* [To be done] Your task is to output the data exactly as it stands.

[Figure record listings]
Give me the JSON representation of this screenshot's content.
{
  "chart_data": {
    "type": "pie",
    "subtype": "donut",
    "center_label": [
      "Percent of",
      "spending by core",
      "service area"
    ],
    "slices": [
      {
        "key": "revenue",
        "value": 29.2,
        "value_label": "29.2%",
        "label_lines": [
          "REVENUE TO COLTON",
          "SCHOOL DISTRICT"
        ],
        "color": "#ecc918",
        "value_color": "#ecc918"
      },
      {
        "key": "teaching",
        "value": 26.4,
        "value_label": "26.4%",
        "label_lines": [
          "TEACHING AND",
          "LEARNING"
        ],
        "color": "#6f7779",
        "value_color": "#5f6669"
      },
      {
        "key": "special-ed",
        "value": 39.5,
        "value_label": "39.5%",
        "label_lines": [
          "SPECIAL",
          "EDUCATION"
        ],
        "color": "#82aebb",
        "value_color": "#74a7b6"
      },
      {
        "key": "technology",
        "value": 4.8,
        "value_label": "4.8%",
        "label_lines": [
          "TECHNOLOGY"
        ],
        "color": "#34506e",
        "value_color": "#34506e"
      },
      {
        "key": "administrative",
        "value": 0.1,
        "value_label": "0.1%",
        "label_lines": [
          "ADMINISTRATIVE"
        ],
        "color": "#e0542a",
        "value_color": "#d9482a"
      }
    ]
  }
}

* [Exercise response]
Give me the JSON representation of this screenshot's content.
{
  "chart_data": {
    "type": "pie",
    "subtype": "donut",
    "center_label": [
      "Percent of",
      "spending by core",
      "service area"
    ],
    "slices": [
      {
        "key": "revenue",
        "value": 29.2,
        "value_label": "29.2%",
        "label_lines": [
          "REVENUE TO COLTON",
          "SCHOOL DISTRICT"
        ],
        "color": "#ecc918",
        "value_color": "#ecc918"
      },
      {
        "key": "teaching",
        "value": 26.4,
        "value_label": "26.4%",
        "label_lines": [
          "TEACHING AND",
          "LEARNING"
        ],
        "color": "#6f7779",
        "value_color": "#5f6669"
      },
      {
        "key": "special-ed",
        "value": 39.5,
        "value_label": "39.5%",
        "label_lines": [
          "SPECIAL",
          "EDUCATION"
        ],
        "color": "#82aebb",
        "value_color": "#74a7b6"
      },
      {
        "key": "technology",
        "value": 4.8,
        "value_label": "4.8%",
        "label_lines": [
          "TECHNOLOGY"
        ],
        "color": "#34506e",
        "value_color": "#34506e"
      },
      {
        "key": "administrative",
        "value": 0.1,
        "value_label": "0.1%",
        "label_lines": [
          "ADMINISTRATIVE"
        ],
        "color": "#e0542a",
        "value_color": "#d9482a"
      }
    ]
  }
}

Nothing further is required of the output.